> _Part of a data file_
===============
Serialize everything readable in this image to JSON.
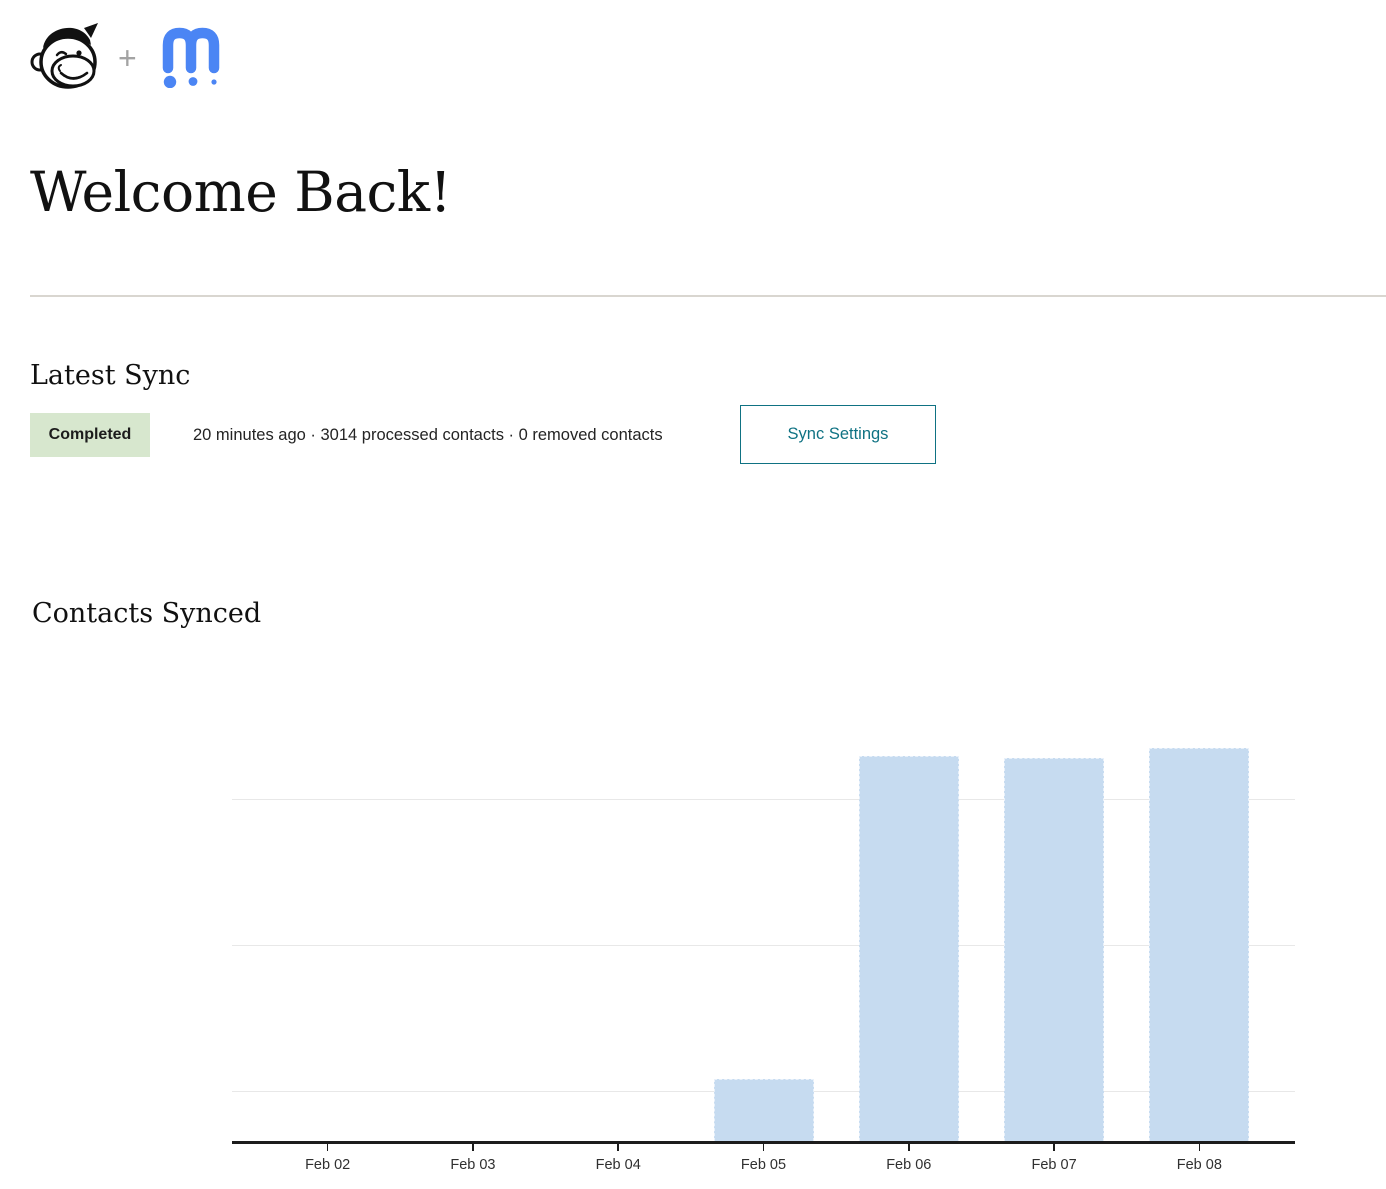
{
  "header": {
    "left_logo_icon": "mailchimp-freddie-logo",
    "separator": "+",
    "right_logo_icon": "m-dots-logo"
  },
  "page_title": "Welcome Back!",
  "latest_sync": {
    "heading": "Latest Sync",
    "status_label": "Completed",
    "summary": "20 minutes ago · 3014 processed contacts · 0 removed contacts",
    "button_label": "Sync Settings"
  },
  "contacts_synced": {
    "heading": "Contacts Synced"
  },
  "chart_data": {
    "type": "bar",
    "title": "Contacts Synced",
    "categories": [
      "Feb 02",
      "Feb 03",
      "Feb 04",
      "Feb 05",
      "Feb 06",
      "Feb 07",
      "Feb 08"
    ],
    "values": [
      0,
      0,
      0,
      475,
      2950,
      2935,
      3010
    ],
    "xlabel": "",
    "ylabel": "",
    "ylim": [
      0,
      3300
    ],
    "gridlines": [
      375,
      1490,
      2610
    ],
    "grid": true,
    "legend": false,
    "bar_color": "#c6dbf0",
    "bar_border_color": "#e9f1fa",
    "grid_color": "#e8e8e8",
    "axis_color": "#1c1c1c"
  },
  "colors": {
    "teal": "#0f7283",
    "badge_bg": "#d7e7ce",
    "badge_text": "#1c1c1c",
    "divider": "#d9d6d0",
    "logo_blue": "#4b85f4",
    "logo_black": "#111111"
  }
}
===============
> _Aim_
Reproduce the material in its entirety and word for word, without the pictures.

> _The response_
Serialize everything readable in this image to JSON.
{
  "header": {
    "left_logo_icon": "mailchimp-freddie-logo",
    "separator": "+",
    "right_logo_icon": "m-dots-logo"
  },
  "page_title": "Welcome Back!",
  "latest_sync": {
    "heading": "Latest Sync",
    "status_label": "Completed",
    "summary": "20 minutes ago · 3014 processed contacts · 0 removed contacts",
    "button_label": "Sync Settings"
  },
  "contacts_synced": {
    "heading": "Contacts Synced"
  },
  "chart_data": {
    "type": "bar",
    "title": "Contacts Synced",
    "categories": [
      "Feb 02",
      "Feb 03",
      "Feb 04",
      "Feb 05",
      "Feb 06",
      "Feb 07",
      "Feb 08"
    ],
    "values": [
      0,
      0,
      0,
      475,
      2950,
      2935,
      3010
    ],
    "xlabel": "",
    "ylabel": "",
    "ylim": [
      0,
      3300
    ],
    "gridlines": [
      375,
      1490,
      2610
    ],
    "grid": true,
    "legend": false,
    "bar_color": "#c6dbf0",
    "bar_border_color": "#e9f1fa",
    "grid_color": "#e8e8e8",
    "axis_color": "#1c1c1c"
  },
  "colors": {
    "teal": "#0f7283",
    "badge_bg": "#d7e7ce",
    "badge_text": "#1c1c1c",
    "divider": "#d9d6d0",
    "logo_blue": "#4b85f4",
    "logo_black": "#111111"
  }
}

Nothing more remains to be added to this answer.